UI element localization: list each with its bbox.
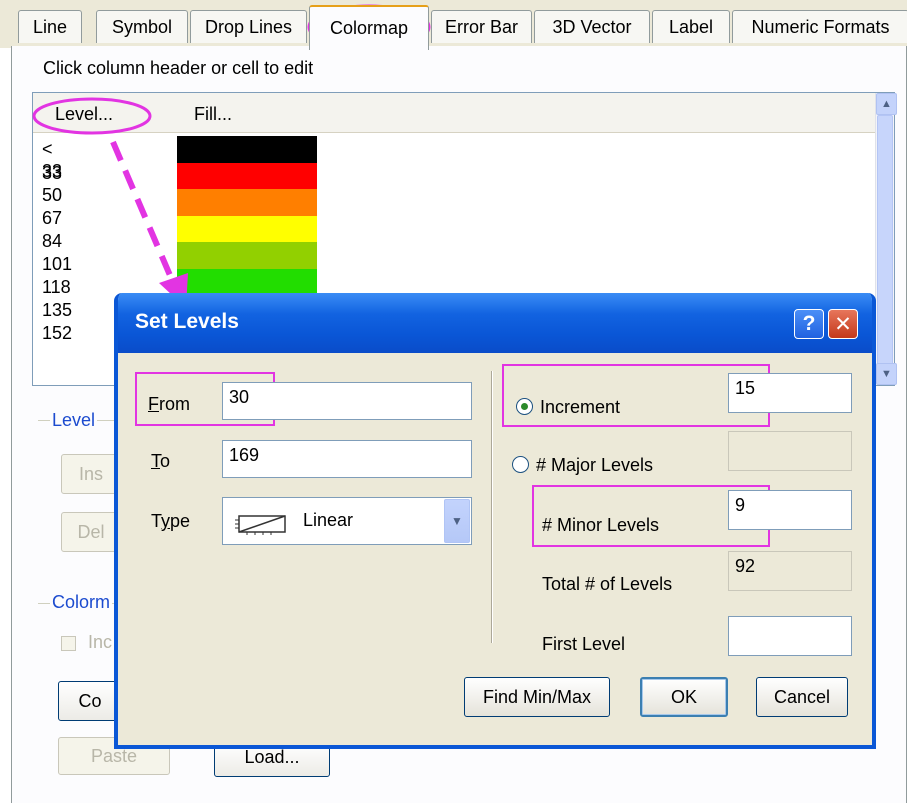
from-label: From [148, 394, 190, 414]
major-levels-radio[interactable] [512, 456, 529, 473]
dialog-title: Set Levels [135, 310, 239, 333]
level-cell[interactable]: 67 [42, 207, 62, 229]
minor-levels-input[interactable]: 9 [728, 490, 852, 530]
tab-label: Error Bar [444, 16, 518, 37]
level-cell[interactable]: 152 [42, 322, 72, 344]
type-value: Linear [303, 510, 354, 530]
first-level-input[interactable] [728, 616, 852, 656]
to-label-text: o [160, 451, 171, 471]
grid-vertical-scrollbar[interactable]: ▲ ▼ [875, 93, 897, 385]
linear-scale-icon [235, 515, 286, 535]
level-cell[interactable]: 84 [42, 230, 62, 252]
grid-header: Level... Fill... [33, 93, 875, 133]
level-cell[interactable]: 101 [42, 253, 72, 275]
to-input[interactable]: 169 [222, 440, 472, 478]
ok-button[interactable]: OK [640, 677, 728, 717]
total-levels-label: Total # of Levels [542, 574, 673, 594]
colormap-group-label: Colorm [50, 592, 113, 613]
level-cell[interactable]: 118 [42, 276, 71, 298]
increment-radio[interactable] [516, 398, 533, 415]
total-levels-value: 92 [728, 551, 852, 591]
scroll-down-icon[interactable]: ▼ [876, 363, 897, 385]
tab-label: Symbol [111, 16, 173, 37]
delete-button: Del [61, 512, 121, 552]
insert-button: Ins [61, 454, 121, 494]
tab-3d-vector[interactable]: 3D Vector [534, 10, 650, 43]
tab-numeric-formats[interactable]: Numeric Formats [732, 10, 907, 43]
to-label: To [151, 451, 171, 471]
type-select[interactable]: Linear ▼ [222, 497, 472, 545]
increment-input[interactable]: 15 [728, 373, 852, 413]
tab-symbol[interactable]: Symbol [96, 10, 188, 43]
find-min-max-button[interactable]: Find Min/Max [464, 677, 610, 717]
fill-column-header[interactable]: Fill... [194, 104, 232, 125]
tab-label: Line [32, 16, 68, 37]
cancel-button[interactable]: Cancel [756, 677, 848, 717]
from-label-text: rom [159, 394, 190, 414]
tab-label-tab[interactable]: Label [652, 10, 730, 43]
chevron-down-icon[interactable]: ▼ [444, 499, 470, 543]
major-levels-label: # Major Levels [536, 455, 654, 475]
help-icon[interactable]: ? [794, 309, 824, 339]
tab-colormap[interactable]: Colormap [309, 5, 429, 50]
level-cell[interactable]: 33 [42, 162, 62, 184]
increment-label: Increment [540, 397, 621, 417]
level-cell[interactable]: 135 [42, 299, 72, 321]
close-icon[interactable]: ✕ [828, 309, 858, 339]
first-level-label: First Level [542, 634, 626, 654]
level-group-label: Level [50, 410, 98, 431]
level-cell[interactable]: 50 [42, 184, 62, 206]
scroll-up-icon[interactable]: ▲ [876, 93, 897, 115]
tab-label: 3D Vector [552, 16, 632, 37]
set-levels-dialog: Set Levels ? ✕ From 30 To 169 Type Linea… [114, 293, 876, 749]
type-label: Type [151, 511, 190, 532]
minor-levels-label: # Minor Levels [542, 515, 660, 535]
tab-strip: Line Symbol Drop Lines Colormap Error Ba… [0, 0, 907, 50]
tab-error-bar[interactable]: Error Bar [431, 10, 532, 43]
annotation-arrow [110, 140, 188, 308]
tab-label: Drop Lines [204, 16, 293, 37]
tab-label: Numeric Formats [751, 16, 890, 37]
edit-hint: Click column header or cell to edit [43, 58, 314, 78]
include-label: Inc [88, 632, 113, 652]
tab-drop-lines[interactable]: Drop Lines [190, 10, 307, 43]
major-levels-input [728, 431, 852, 471]
type-label-c: pe [170, 511, 191, 531]
tab-label: Label [668, 16, 714, 37]
type-label-a: T [151, 511, 162, 531]
from-input[interactable]: 30 [222, 382, 472, 420]
tab-line[interactable]: Line [18, 10, 82, 43]
tab-label: Colormap [329, 18, 409, 38]
include-checkbox [61, 636, 76, 651]
column-divider [491, 371, 493, 643]
type-label-b: y [161, 511, 171, 531]
scroll-thumb[interactable] [877, 115, 893, 365]
copy-button[interactable]: Co [58, 681, 122, 721]
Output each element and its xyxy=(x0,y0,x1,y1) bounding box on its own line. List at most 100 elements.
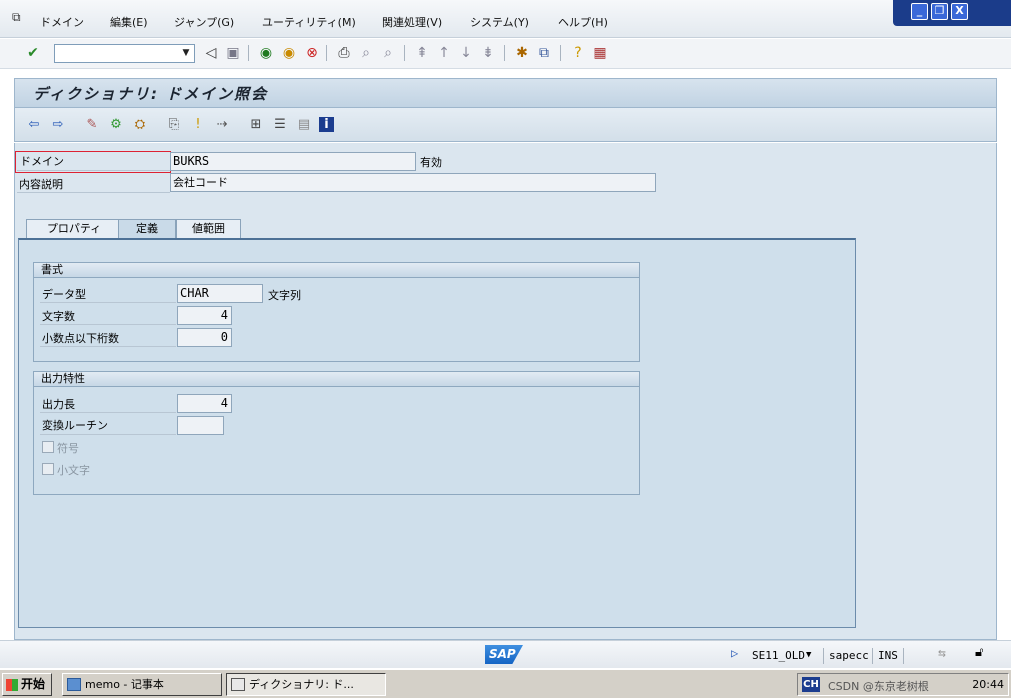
info-icon[interactable]: i xyxy=(319,117,334,132)
screen-title-bar: ディクショナリ: ドメイン照会 xyxy=(14,78,997,108)
output-length-label: 出力長 xyxy=(42,398,75,411)
enter-check-icon[interactable]: ✔ xyxy=(24,44,42,62)
arrow-left-icon[interactable]: ⇦ xyxy=(25,116,43,134)
menu-edit[interactable]: 編集(E) xyxy=(110,14,148,30)
application-toolbar: ⇦ ⇨ ✎ ⚙ ⛭ ⎘ ! ⇢ ⊞ ☰ ▤ i xyxy=(14,108,997,142)
menu-help[interactable]: ヘルプ(H) xyxy=(558,14,608,30)
find-icon[interactable]: ⌕ xyxy=(357,44,375,62)
menu-bar: ⧉ ドメイン 編集(E) ジャンプ(G) ユーティリティ(M) 関連処理(V) … xyxy=(0,0,1011,38)
toolbar-separator xyxy=(248,45,249,61)
tab-value-range[interactable]: 値範囲 xyxy=(176,219,241,239)
collapse-left-icon[interactable]: ◁ xyxy=(202,44,220,62)
help-icon[interactable]: ? xyxy=(569,44,587,62)
find-next-icon[interactable]: ⌕ xyxy=(379,44,397,62)
output-length-field[interactable]: 4 xyxy=(177,394,232,413)
input-language[interactable]: CH xyxy=(802,677,820,692)
domain-status: 有効 xyxy=(420,156,442,169)
toolbar-separator xyxy=(404,45,405,61)
decimals-label-box: 小数点以下桁数 xyxy=(40,327,176,347)
where-used-icon[interactable]: ! xyxy=(189,116,207,134)
datatype-field[interactable]: CHAR xyxy=(177,284,263,303)
object-list-icon[interactable]: ☰ xyxy=(271,116,289,134)
lock-icon[interactable]: 🔓︎ xyxy=(975,645,983,660)
last-page-icon[interactable]: ⇟ xyxy=(479,44,497,62)
window-controls: _ ❐ X xyxy=(893,0,1011,26)
display-change-icon[interactable]: ✎ xyxy=(83,116,101,134)
chevron-down-icon[interactable]: ▼ xyxy=(806,650,811,660)
decimals-field[interactable]: 0 xyxy=(177,328,232,347)
insert-mode: INS xyxy=(878,649,898,662)
cancel-icon[interactable]: ⊗ xyxy=(303,44,321,62)
prev-page-icon[interactable]: ↑ xyxy=(435,44,453,62)
arrow-right-icon[interactable]: ⇨ xyxy=(49,116,67,134)
status-separator xyxy=(872,648,873,664)
check-icon[interactable]: ⚙ xyxy=(107,116,125,134)
activate-icon[interactable]: ⛭ xyxy=(131,116,149,134)
sap-logo: SAP xyxy=(485,645,523,664)
close-button[interactable]: X xyxy=(951,3,968,20)
status-separator xyxy=(823,648,824,664)
tab-definition[interactable]: 定義 xyxy=(118,219,176,240)
windows-taskbar: 开始 memo - 记事本 ディクショナリ: ド... CH CSDN @东京老… xyxy=(0,669,1011,698)
datatype-label: データ型 xyxy=(42,288,86,301)
conversion-routine-field[interactable] xyxy=(177,416,224,435)
menu-system[interactable]: システム(Y) xyxy=(470,14,529,30)
menu-utilities[interactable]: ユーティリティ(M) xyxy=(262,14,356,30)
description-field[interactable]: 会社コード xyxy=(170,173,656,192)
conversion-routine-label: 変換ルーチン xyxy=(42,419,108,432)
next-page-icon[interactable]: ↓ xyxy=(457,44,475,62)
standard-toolbar: ✔ ▼ ◁ ▣ ◉ ◉ ⊗ ⎙ ⌕ ⌕ ⇞ ↑ ↓ ⇟ ✱ ⧉ ? ▦ xyxy=(0,39,1011,69)
chevron-down-icon[interactable]: ▼ xyxy=(178,45,194,62)
length-label: 文字数 xyxy=(42,310,75,323)
domain-field[interactable]: BUKRS xyxy=(170,152,416,171)
menu-domain[interactable]: ドメイン xyxy=(40,14,84,30)
status-expand-icon[interactable]: ▷ xyxy=(731,646,738,660)
layout-icon[interactable]: ▦ xyxy=(591,44,609,62)
lowercase-label: 小文字 xyxy=(57,464,90,477)
task-notepad[interactable]: memo - 记事本 xyxy=(62,673,222,696)
connection-icon[interactable]: ⇆ xyxy=(938,646,946,661)
menu-environment[interactable]: 関連処理(V) xyxy=(382,14,442,30)
exit-icon[interactable]: ◉ xyxy=(280,44,298,62)
task-sap[interactable]: ディクショナリ: ド... xyxy=(226,673,386,696)
decimals-label: 小数点以下桁数 xyxy=(42,332,119,345)
minimize-button[interactable]: _ xyxy=(911,3,928,20)
new-session-icon[interactable]: ✱ xyxy=(513,44,531,62)
documentation-icon[interactable]: ▤ xyxy=(295,116,313,134)
length-field[interactable]: 4 xyxy=(177,306,232,325)
first-page-icon[interactable]: ⇞ xyxy=(413,44,431,62)
print-icon[interactable]: ⎙ xyxy=(335,44,353,62)
navigate-icon[interactable]: ⇢ xyxy=(213,116,231,134)
domain-label: ドメイン xyxy=(20,155,64,168)
menu-goto[interactable]: ジャンプ(G) xyxy=(174,14,234,30)
system-menu-icon[interactable]: ⧉ xyxy=(12,10,28,24)
save-icon[interactable]: ▣ xyxy=(224,44,242,62)
other-object-icon[interactable]: ⎘ xyxy=(165,116,183,134)
system-tray: CH CSDN @东京老树根 20:44 xyxy=(797,673,1009,696)
datatype-label-box: データ型 xyxy=(40,283,176,303)
hierarchy-icon[interactable]: ⊞ xyxy=(247,116,265,134)
restore-button[interactable]: ❐ xyxy=(931,3,948,20)
sap-window-icon xyxy=(231,678,245,691)
tab-properties[interactable]: プロパティ xyxy=(26,219,122,239)
sign-checkbox[interactable] xyxy=(42,441,54,453)
toolbar-separator xyxy=(326,45,327,61)
status-bar: SAP ▷ SE11_OLD ▼ sapecc INS ⇆ 🔓︎ xyxy=(0,640,1011,668)
start-button[interactable]: 开始 xyxy=(2,673,52,696)
command-field[interactable]: ▼ xyxy=(54,44,195,63)
notepad-icon xyxy=(67,678,81,691)
sign-label: 符号 xyxy=(57,442,79,455)
outlen-label-box: 出力長 xyxy=(40,393,176,413)
toolbar-separator xyxy=(560,45,561,61)
command-input[interactable] xyxy=(55,45,175,62)
format-group-title: 書式 xyxy=(34,263,639,278)
toolbar-separator xyxy=(504,45,505,61)
convexit-label-box: 変換ルーチン xyxy=(40,415,176,435)
lowercase-checkbox[interactable] xyxy=(42,463,54,475)
length-label-box: 文字数 xyxy=(40,305,176,325)
shortcut-icon[interactable]: ⧉ xyxy=(535,44,553,62)
transaction-code: SE11_OLD xyxy=(752,649,805,662)
description-label-box: 内容説明 xyxy=(17,173,170,193)
task-notepad-label: memo - 记事本 xyxy=(85,678,164,691)
back-icon[interactable]: ◉ xyxy=(257,44,275,62)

• PROMPT: Copy everything from the line containing "info-icon[interactable]: i xyxy=(319,117,334,132)" down to the line containing "find-icon[interactable]: ⌕ xyxy=(357,44,375,62)", swapping "interactable" for "clickable" and keeping everything else the same.

• RESPONSE TO THE EXERCISE:
info-icon[clickable]: i xyxy=(319,117,334,132)
screen-title-bar: ディクショナリ: ドメイン照会 xyxy=(14,78,997,108)
output-length-label: 出力長 xyxy=(42,398,75,411)
enter-check-icon[clickable]: ✔ xyxy=(24,44,42,62)
arrow-left-icon[clickable]: ⇦ xyxy=(25,116,43,134)
menu-edit[clickable]: 編集(E) xyxy=(110,14,148,30)
application-toolbar: ⇦ ⇨ ✎ ⚙ ⛭ ⎘ ! ⇢ ⊞ ☰ ▤ i xyxy=(14,108,997,142)
menu-help[clickable]: ヘルプ(H) xyxy=(558,14,608,30)
find-icon[clickable]: ⌕ xyxy=(357,44,375,62)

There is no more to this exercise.